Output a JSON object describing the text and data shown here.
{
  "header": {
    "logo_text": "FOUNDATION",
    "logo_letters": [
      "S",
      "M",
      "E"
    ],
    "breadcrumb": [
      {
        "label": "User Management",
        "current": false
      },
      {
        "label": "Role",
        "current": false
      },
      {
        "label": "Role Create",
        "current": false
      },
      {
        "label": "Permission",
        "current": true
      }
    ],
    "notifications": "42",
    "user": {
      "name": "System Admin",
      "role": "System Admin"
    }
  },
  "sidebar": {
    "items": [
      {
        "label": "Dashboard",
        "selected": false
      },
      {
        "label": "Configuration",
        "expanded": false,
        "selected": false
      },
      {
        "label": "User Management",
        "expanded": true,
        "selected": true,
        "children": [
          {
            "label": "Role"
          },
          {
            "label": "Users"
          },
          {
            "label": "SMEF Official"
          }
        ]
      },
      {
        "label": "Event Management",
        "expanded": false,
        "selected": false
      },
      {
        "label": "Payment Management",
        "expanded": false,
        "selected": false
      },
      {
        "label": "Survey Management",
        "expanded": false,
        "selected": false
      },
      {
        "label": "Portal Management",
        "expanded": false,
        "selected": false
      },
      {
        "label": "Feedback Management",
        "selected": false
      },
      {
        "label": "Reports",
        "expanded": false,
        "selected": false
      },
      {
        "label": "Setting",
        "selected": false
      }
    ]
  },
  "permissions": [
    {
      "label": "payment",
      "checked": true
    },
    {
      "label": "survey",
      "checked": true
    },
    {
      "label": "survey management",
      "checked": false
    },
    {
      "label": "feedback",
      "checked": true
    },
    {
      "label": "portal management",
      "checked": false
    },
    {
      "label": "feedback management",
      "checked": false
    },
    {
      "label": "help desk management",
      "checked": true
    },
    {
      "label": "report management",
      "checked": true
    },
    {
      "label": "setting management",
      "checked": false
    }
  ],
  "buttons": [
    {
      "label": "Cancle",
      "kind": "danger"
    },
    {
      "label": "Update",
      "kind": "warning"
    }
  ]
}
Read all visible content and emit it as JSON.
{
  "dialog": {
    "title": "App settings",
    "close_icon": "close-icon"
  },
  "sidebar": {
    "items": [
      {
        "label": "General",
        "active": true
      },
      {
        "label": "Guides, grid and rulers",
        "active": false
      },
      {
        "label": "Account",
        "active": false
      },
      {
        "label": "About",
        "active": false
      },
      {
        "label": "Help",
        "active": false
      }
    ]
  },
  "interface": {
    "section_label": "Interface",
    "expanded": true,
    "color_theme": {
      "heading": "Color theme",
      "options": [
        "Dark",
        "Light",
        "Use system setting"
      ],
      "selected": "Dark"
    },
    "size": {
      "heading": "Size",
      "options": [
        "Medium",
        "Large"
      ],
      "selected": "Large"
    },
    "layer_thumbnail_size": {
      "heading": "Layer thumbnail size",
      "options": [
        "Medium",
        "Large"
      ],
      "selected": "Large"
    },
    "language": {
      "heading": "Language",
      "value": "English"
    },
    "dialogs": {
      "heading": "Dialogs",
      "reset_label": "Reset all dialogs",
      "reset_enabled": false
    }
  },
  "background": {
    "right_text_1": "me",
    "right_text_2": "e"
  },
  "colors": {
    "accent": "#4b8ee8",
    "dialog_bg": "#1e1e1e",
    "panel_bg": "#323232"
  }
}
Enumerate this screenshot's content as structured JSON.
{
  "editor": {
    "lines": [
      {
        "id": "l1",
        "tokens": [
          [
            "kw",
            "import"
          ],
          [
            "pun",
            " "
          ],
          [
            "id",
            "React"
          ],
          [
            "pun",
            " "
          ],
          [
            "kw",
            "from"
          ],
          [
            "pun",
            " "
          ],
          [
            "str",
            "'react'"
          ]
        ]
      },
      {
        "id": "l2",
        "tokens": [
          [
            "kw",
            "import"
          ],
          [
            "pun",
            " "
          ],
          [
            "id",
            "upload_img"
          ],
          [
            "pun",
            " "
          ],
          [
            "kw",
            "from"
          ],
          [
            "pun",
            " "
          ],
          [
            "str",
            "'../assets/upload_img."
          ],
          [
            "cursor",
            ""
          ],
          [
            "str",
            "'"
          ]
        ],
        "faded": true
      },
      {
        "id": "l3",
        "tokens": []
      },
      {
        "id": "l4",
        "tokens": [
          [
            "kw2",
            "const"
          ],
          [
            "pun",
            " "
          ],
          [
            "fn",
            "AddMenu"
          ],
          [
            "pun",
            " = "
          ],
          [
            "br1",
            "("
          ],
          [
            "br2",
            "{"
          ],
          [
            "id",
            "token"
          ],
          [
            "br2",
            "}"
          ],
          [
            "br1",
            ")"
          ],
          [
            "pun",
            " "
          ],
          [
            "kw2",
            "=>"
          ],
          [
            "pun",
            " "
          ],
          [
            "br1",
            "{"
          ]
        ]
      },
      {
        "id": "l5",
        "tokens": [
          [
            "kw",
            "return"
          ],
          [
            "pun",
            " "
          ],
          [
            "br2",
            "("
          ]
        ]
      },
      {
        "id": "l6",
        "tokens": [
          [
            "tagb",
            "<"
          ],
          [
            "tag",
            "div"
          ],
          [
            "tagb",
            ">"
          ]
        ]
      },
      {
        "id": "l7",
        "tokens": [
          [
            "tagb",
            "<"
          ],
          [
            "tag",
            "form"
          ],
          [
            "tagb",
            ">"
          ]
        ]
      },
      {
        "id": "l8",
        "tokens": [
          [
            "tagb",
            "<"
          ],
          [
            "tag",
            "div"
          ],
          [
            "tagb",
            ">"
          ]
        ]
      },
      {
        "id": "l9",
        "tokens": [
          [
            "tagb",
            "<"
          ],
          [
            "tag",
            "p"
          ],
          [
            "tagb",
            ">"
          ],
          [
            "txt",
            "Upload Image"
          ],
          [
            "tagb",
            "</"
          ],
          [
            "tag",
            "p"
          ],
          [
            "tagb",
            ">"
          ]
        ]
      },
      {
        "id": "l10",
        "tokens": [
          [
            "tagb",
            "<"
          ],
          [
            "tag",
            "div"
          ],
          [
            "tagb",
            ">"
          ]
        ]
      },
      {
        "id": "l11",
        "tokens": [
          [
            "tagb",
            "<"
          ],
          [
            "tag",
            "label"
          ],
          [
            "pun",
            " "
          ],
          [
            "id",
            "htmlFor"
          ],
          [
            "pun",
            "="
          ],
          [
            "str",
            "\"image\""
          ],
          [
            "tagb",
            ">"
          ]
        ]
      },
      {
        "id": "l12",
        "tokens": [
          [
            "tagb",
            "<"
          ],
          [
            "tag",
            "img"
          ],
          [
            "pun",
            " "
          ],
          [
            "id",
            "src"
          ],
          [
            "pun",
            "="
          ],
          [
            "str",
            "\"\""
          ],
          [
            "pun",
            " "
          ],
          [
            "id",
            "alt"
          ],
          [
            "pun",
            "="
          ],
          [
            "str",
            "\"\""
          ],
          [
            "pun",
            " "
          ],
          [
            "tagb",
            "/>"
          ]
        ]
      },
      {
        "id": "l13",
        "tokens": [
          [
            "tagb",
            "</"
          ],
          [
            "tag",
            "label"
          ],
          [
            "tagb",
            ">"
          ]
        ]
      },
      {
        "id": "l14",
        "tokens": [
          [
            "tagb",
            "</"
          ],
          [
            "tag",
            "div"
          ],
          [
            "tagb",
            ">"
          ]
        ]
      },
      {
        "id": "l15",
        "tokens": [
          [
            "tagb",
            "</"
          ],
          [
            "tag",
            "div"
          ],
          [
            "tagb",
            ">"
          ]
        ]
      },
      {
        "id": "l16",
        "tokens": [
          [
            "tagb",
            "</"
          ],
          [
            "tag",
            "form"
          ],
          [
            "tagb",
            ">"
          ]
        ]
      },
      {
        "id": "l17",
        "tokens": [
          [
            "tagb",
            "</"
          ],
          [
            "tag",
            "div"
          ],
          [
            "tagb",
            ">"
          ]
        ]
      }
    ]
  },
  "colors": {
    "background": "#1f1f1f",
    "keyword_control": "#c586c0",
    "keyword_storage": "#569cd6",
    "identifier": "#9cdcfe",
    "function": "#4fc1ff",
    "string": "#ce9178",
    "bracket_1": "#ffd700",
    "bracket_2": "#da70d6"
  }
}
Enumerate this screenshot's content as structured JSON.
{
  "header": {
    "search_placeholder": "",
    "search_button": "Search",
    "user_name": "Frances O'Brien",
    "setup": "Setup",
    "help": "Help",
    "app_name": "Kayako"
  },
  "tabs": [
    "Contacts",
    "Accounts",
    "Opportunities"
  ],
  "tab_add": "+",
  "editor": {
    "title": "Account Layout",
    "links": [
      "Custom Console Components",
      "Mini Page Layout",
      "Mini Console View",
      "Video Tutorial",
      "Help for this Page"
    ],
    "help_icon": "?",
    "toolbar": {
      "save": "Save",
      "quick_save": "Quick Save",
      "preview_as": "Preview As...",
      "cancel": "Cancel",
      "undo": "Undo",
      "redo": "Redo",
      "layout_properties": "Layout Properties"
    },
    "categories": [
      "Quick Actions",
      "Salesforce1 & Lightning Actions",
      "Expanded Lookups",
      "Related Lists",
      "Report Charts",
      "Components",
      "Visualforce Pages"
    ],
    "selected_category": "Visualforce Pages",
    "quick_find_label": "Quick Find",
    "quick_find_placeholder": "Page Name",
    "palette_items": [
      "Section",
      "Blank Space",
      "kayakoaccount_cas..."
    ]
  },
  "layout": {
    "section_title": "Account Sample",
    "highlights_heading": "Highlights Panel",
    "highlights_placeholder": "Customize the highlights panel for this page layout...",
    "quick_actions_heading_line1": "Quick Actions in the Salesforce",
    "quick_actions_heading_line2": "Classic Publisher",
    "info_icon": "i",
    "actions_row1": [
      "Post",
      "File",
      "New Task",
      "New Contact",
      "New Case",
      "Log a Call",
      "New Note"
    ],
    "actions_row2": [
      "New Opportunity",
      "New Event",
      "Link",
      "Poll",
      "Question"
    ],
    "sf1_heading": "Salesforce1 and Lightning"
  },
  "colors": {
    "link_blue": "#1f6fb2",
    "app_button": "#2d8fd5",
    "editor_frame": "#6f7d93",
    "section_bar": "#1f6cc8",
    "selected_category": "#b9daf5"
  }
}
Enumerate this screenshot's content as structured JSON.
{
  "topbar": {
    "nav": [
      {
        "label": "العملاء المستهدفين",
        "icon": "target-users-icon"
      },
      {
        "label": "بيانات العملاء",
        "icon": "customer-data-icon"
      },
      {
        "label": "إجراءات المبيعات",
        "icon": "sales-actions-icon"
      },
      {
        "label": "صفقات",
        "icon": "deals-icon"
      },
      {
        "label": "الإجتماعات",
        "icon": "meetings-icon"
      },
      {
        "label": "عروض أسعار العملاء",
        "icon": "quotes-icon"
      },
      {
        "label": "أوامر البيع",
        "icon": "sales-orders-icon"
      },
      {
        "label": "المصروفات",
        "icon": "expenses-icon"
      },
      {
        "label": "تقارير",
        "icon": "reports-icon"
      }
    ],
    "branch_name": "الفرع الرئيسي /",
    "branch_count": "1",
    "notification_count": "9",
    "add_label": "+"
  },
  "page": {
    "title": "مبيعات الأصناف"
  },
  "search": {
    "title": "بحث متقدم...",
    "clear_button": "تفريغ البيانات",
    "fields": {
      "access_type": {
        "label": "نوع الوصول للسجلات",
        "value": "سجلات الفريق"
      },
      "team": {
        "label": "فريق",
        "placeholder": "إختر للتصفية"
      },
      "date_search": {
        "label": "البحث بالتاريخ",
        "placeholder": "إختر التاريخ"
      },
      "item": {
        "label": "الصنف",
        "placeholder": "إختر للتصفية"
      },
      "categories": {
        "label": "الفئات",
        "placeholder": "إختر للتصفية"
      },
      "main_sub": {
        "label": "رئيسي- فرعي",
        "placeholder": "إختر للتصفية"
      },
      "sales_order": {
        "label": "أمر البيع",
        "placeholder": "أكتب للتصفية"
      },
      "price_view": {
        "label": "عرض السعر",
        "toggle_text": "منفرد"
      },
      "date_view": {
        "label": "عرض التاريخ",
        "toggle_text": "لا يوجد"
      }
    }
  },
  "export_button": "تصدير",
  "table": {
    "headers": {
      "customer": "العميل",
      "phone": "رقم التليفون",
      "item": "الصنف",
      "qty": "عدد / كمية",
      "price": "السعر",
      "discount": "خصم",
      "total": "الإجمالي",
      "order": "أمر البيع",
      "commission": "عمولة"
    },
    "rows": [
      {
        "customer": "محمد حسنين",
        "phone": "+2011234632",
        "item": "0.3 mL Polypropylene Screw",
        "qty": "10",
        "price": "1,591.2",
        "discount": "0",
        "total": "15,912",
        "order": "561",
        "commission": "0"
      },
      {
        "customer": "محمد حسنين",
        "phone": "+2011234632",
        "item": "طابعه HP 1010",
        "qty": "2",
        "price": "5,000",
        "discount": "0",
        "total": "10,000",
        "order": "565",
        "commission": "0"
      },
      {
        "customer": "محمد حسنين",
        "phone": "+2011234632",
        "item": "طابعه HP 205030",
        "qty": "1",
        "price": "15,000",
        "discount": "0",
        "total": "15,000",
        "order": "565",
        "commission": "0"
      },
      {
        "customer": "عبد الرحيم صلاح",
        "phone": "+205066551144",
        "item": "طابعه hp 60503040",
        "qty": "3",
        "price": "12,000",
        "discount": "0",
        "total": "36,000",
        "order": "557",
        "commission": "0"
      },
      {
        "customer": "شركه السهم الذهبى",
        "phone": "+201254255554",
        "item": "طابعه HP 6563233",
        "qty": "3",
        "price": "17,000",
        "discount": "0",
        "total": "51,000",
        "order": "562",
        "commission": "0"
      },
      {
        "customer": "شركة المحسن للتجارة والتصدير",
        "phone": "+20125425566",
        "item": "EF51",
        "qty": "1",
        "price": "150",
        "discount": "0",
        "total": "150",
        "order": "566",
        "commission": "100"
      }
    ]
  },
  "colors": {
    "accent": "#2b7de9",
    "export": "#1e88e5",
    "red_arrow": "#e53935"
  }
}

» STATED GOAL: Give the number of lines above that hold the word "phone", and nothing more.

» THE ANSWER: 7